Task brief:
Transcribe every entry below word for word, but skip the pictures.

Data records:
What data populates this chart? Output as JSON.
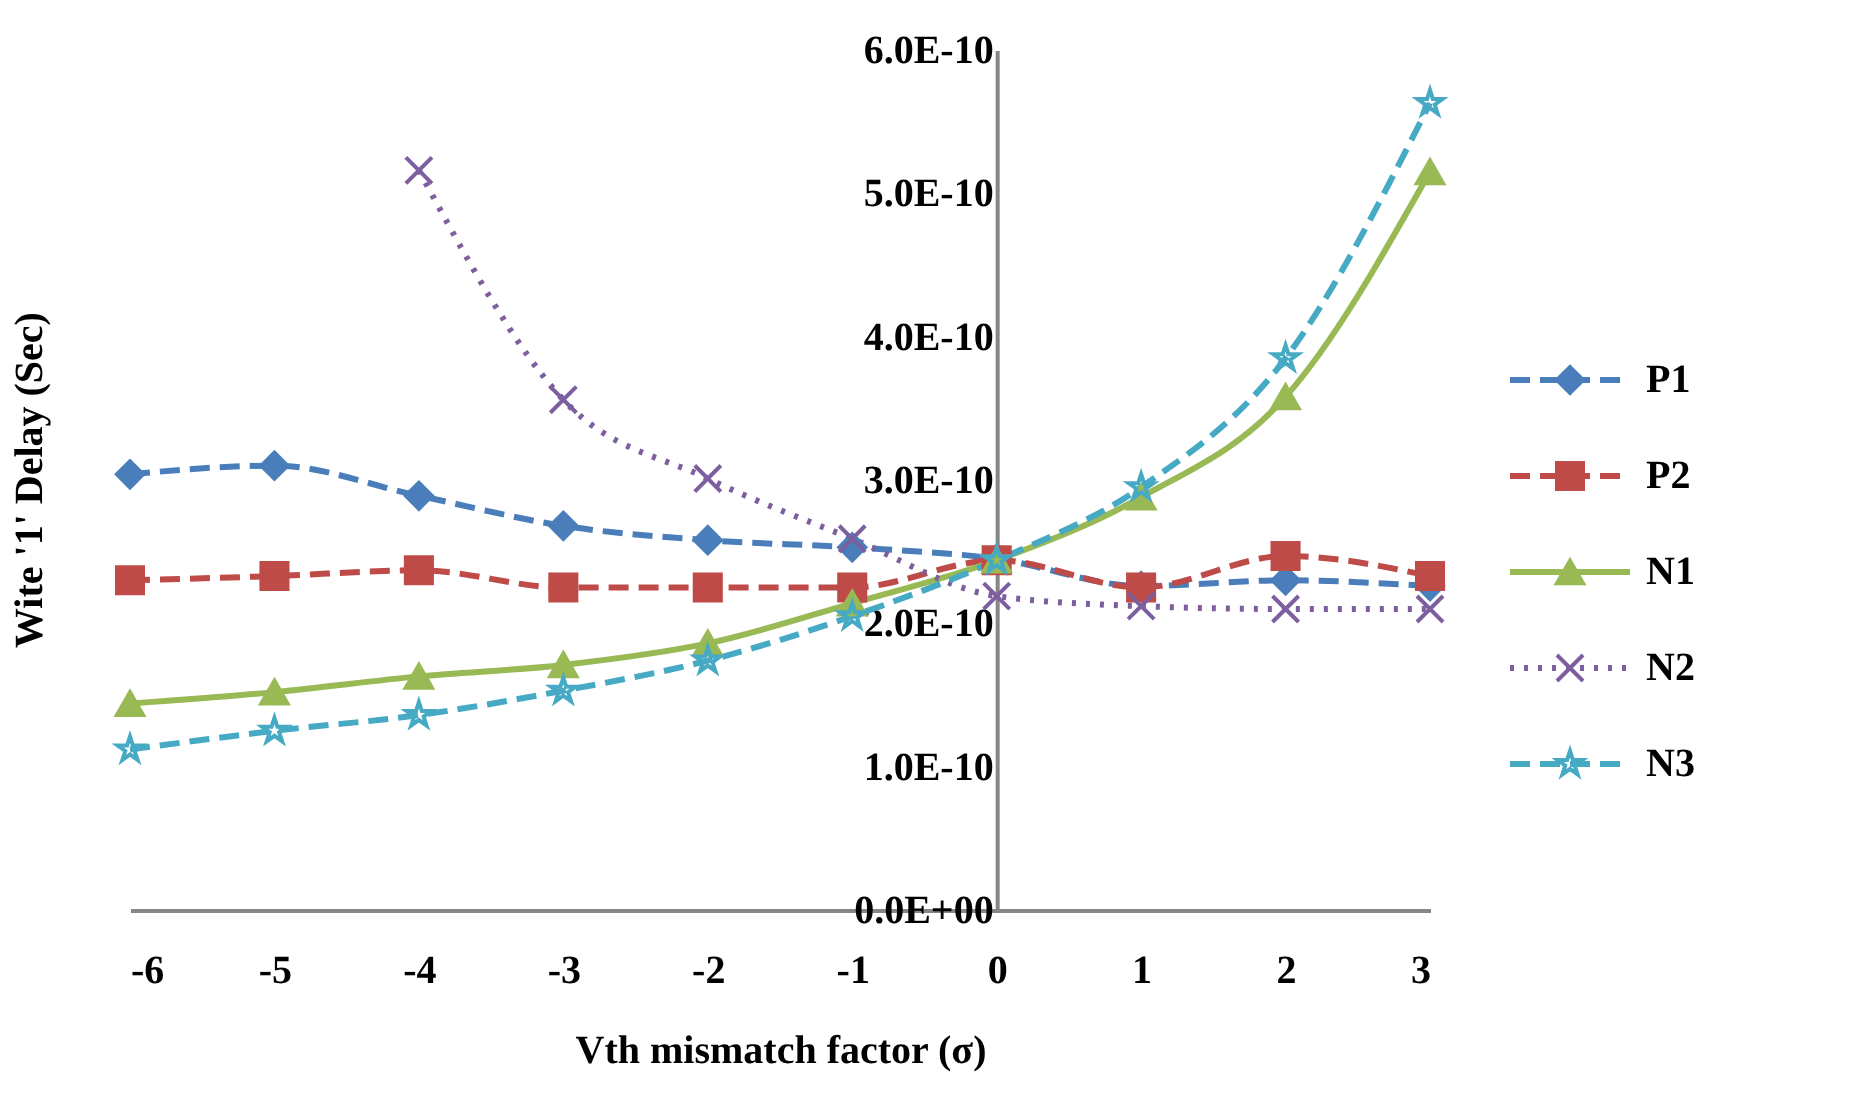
{
  "chart_data": {
    "type": "line",
    "xlabel": "Vth mismatch factor (σ)",
    "ylabel": "Wite '1' Delay (Sec)",
    "x": [
      -6,
      -5,
      -4,
      -3,
      -2,
      -1,
      0,
      1,
      2,
      3
    ],
    "xlim": [
      -6,
      3
    ],
    "xticks": [
      -6,
      -5,
      -4,
      -3,
      -2,
      -1,
      0,
      1,
      2,
      3
    ],
    "ylim": [
      0,
      6e-10
    ],
    "yticks": [
      {
        "value": 0,
        "label": "0.0E+00"
      },
      {
        "value": 1e-10,
        "label": "1.0E-10"
      },
      {
        "value": 2e-10,
        "label": "2.0E-10"
      },
      {
        "value": 3e-10,
        "label": "3.0E-10"
      },
      {
        "value": 4e-10,
        "label": "4.0E-10"
      },
      {
        "value": 5e-10,
        "label": "5.0E-10"
      },
      {
        "value": 6e-10,
        "label": "6.0E-10"
      }
    ],
    "grid": false,
    "legend": "right",
    "series": [
      {
        "name": "P1",
        "color": "#4a7ebb",
        "marker": "diamond",
        "line_style": "dashed",
        "values": [
          3.04e-10,
          3.1e-10,
          2.89e-10,
          2.68e-10,
          2.58e-10,
          2.53e-10,
          2.45e-10,
          2.26e-10,
          2.3e-10,
          2.26e-10
        ]
      },
      {
        "name": "P2",
        "color": "#be4b48",
        "marker": "square",
        "line_style": "dashed",
        "values": [
          2.3e-10,
          2.33e-10,
          2.37e-10,
          2.25e-10,
          2.25e-10,
          2.25e-10,
          2.44e-10,
          2.25e-10,
          2.47e-10,
          2.33e-10
        ]
      },
      {
        "name": "N1",
        "color": "#98b954",
        "marker": "triangle",
        "line_style": "solid",
        "values": [
          1.44e-10,
          1.52e-10,
          1.63e-10,
          1.71e-10,
          1.86e-10,
          2.14e-10,
          2.44e-10,
          2.88e-10,
          3.58e-10,
          5.15e-10
        ]
      },
      {
        "name": "N2",
        "color": "#7d5fa0",
        "marker": "cross",
        "line_style": "dotted",
        "values": [
          null,
          null,
          5.16e-10,
          3.56e-10,
          3.01e-10,
          2.59e-10,
          2.19e-10,
          2.12e-10,
          2.1e-10,
          2.1e-10
        ]
      },
      {
        "name": "N3",
        "color": "#46aac5",
        "marker": "star",
        "line_style": "dashed",
        "values": [
          1.12e-10,
          1.25e-10,
          1.36e-10,
          1.53e-10,
          1.74e-10,
          2.05e-10,
          2.44e-10,
          2.95e-10,
          3.85e-10,
          5.63e-10
        ]
      }
    ]
  }
}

Response to the task:
What data populates this chart? Output as JSON.
{
  "chart_data": {
    "type": "line",
    "xlabel": "Vth mismatch factor (σ)",
    "ylabel": "Wite '1' Delay (Sec)",
    "x": [
      -6,
      -5,
      -4,
      -3,
      -2,
      -1,
      0,
      1,
      2,
      3
    ],
    "xlim": [
      -6,
      3
    ],
    "xticks": [
      -6,
      -5,
      -4,
      -3,
      -2,
      -1,
      0,
      1,
      2,
      3
    ],
    "ylim": [
      0,
      6e-10
    ],
    "yticks": [
      {
        "value": 0,
        "label": "0.0E+00"
      },
      {
        "value": 1e-10,
        "label": "1.0E-10"
      },
      {
        "value": 2e-10,
        "label": "2.0E-10"
      },
      {
        "value": 3e-10,
        "label": "3.0E-10"
      },
      {
        "value": 4e-10,
        "label": "4.0E-10"
      },
      {
        "value": 5e-10,
        "label": "5.0E-10"
      },
      {
        "value": 6e-10,
        "label": "6.0E-10"
      }
    ],
    "grid": false,
    "legend": "right",
    "series": [
      {
        "name": "P1",
        "color": "#4a7ebb",
        "marker": "diamond",
        "line_style": "dashed",
        "values": [
          3.04e-10,
          3.1e-10,
          2.89e-10,
          2.68e-10,
          2.58e-10,
          2.53e-10,
          2.45e-10,
          2.26e-10,
          2.3e-10,
          2.26e-10
        ]
      },
      {
        "name": "P2",
        "color": "#be4b48",
        "marker": "square",
        "line_style": "dashed",
        "values": [
          2.3e-10,
          2.33e-10,
          2.37e-10,
          2.25e-10,
          2.25e-10,
          2.25e-10,
          2.44e-10,
          2.25e-10,
          2.47e-10,
          2.33e-10
        ]
      },
      {
        "name": "N1",
        "color": "#98b954",
        "marker": "triangle",
        "line_style": "solid",
        "values": [
          1.44e-10,
          1.52e-10,
          1.63e-10,
          1.71e-10,
          1.86e-10,
          2.14e-10,
          2.44e-10,
          2.88e-10,
          3.58e-10,
          5.15e-10
        ]
      },
      {
        "name": "N2",
        "color": "#7d5fa0",
        "marker": "cross",
        "line_style": "dotted",
        "values": [
          null,
          null,
          5.16e-10,
          3.56e-10,
          3.01e-10,
          2.59e-10,
          2.19e-10,
          2.12e-10,
          2.1e-10,
          2.1e-10
        ]
      },
      {
        "name": "N3",
        "color": "#46aac5",
        "marker": "star",
        "line_style": "dashed",
        "values": [
          1.12e-10,
          1.25e-10,
          1.36e-10,
          1.53e-10,
          1.74e-10,
          2.05e-10,
          2.44e-10,
          2.95e-10,
          3.85e-10,
          5.63e-10
        ]
      }
    ]
  }
}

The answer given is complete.